- Instruction: Find every line in the records below that holds the word "фестиваля", and copy it out.

- Information given:
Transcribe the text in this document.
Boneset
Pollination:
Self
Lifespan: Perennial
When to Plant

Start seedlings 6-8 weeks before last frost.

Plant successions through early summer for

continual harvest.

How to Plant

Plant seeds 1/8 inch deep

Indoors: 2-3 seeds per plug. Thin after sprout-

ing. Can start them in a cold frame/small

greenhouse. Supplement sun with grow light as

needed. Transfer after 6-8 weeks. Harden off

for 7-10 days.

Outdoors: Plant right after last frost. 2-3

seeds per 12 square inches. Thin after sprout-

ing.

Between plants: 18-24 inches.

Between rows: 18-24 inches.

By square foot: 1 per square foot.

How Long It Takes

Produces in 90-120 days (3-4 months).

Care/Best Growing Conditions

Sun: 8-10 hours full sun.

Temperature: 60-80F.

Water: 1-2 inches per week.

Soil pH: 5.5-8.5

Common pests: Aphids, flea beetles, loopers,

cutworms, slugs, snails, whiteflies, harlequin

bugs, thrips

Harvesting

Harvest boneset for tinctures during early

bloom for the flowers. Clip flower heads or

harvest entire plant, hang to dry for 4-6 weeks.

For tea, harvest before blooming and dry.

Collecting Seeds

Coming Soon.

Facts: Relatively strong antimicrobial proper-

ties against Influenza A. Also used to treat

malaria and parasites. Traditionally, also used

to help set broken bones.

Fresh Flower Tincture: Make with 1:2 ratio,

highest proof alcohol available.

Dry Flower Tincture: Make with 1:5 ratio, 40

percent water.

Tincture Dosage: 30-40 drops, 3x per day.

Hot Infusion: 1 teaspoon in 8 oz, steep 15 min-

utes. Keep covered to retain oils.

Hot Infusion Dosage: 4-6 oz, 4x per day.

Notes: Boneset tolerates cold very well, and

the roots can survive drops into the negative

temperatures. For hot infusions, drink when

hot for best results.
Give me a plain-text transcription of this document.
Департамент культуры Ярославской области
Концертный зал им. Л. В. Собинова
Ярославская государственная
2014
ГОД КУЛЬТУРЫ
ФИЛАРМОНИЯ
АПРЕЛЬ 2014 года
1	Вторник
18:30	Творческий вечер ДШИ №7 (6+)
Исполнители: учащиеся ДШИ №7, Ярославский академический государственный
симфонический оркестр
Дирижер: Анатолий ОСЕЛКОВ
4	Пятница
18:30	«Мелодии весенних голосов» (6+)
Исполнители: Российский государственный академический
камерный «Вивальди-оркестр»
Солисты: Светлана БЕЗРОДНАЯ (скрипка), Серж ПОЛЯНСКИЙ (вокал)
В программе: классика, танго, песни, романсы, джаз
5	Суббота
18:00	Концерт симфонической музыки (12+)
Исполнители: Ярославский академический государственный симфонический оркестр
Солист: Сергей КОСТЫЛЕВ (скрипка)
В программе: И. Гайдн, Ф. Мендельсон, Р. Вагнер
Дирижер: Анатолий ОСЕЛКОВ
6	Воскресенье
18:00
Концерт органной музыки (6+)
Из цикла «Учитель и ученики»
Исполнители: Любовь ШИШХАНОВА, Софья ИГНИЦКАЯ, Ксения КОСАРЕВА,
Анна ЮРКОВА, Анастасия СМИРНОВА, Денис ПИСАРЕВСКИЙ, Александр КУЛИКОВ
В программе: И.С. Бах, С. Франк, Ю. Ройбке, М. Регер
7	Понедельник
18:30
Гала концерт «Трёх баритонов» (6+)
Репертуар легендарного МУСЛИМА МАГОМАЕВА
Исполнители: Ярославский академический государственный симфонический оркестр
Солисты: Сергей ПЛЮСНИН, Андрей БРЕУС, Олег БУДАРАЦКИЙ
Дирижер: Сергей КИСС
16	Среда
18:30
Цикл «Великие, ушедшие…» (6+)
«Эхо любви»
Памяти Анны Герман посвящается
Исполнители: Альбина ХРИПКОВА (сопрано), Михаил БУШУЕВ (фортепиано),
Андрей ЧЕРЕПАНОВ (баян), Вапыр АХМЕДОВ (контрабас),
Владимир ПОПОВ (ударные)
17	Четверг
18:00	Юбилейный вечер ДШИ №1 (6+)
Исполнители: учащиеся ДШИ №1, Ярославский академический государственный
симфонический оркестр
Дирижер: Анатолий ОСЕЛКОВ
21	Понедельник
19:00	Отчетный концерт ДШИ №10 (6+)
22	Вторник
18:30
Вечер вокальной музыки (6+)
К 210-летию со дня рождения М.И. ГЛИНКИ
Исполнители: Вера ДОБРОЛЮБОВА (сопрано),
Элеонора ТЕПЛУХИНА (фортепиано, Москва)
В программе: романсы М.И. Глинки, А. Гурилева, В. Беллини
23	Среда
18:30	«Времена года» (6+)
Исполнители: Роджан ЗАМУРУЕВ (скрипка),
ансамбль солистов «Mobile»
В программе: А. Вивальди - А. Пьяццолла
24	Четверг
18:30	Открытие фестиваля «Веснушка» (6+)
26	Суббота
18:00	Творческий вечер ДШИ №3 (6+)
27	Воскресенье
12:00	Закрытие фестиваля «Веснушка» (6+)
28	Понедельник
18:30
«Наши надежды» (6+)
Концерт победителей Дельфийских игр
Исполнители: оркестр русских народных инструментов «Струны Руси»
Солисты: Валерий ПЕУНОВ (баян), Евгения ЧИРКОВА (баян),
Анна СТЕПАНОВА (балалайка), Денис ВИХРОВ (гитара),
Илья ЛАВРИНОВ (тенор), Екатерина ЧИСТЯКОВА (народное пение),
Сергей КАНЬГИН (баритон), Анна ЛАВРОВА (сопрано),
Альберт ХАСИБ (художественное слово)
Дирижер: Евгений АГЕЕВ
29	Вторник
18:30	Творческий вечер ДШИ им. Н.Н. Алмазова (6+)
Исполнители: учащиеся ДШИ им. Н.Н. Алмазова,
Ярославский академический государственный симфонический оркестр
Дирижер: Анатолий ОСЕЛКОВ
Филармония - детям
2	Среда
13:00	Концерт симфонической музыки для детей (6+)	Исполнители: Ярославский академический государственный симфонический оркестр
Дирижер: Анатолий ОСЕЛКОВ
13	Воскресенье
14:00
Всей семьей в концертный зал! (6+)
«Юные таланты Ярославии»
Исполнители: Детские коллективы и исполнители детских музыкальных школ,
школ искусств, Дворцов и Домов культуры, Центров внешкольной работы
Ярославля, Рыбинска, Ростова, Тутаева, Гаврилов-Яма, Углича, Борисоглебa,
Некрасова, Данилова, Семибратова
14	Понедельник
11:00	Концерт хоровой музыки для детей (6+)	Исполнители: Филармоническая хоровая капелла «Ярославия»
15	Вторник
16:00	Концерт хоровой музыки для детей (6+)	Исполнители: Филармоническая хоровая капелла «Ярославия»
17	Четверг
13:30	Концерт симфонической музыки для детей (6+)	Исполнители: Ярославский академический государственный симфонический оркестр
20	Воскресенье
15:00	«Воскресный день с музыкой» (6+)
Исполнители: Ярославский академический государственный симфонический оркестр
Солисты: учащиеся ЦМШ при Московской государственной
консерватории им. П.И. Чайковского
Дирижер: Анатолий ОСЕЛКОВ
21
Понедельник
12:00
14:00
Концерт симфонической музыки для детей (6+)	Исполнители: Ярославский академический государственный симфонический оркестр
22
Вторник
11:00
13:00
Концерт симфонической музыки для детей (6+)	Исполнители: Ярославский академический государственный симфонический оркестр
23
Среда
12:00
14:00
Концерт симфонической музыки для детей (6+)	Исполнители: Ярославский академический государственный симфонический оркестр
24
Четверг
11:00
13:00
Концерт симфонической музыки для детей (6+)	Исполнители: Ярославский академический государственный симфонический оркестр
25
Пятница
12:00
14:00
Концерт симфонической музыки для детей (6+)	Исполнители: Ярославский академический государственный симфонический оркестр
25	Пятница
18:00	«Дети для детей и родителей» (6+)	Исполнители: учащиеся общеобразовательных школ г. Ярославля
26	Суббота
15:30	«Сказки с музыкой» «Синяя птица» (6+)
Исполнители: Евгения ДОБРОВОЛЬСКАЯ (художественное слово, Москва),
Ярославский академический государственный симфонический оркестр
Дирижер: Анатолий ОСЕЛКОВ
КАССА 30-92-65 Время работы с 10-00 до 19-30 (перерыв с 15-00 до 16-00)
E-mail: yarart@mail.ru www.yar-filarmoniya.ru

- Finished answer:
18:30	Открытие фестиваля «Веснушка» (6+)
12:00	Закрытие фестиваля «Веснушка» (6+)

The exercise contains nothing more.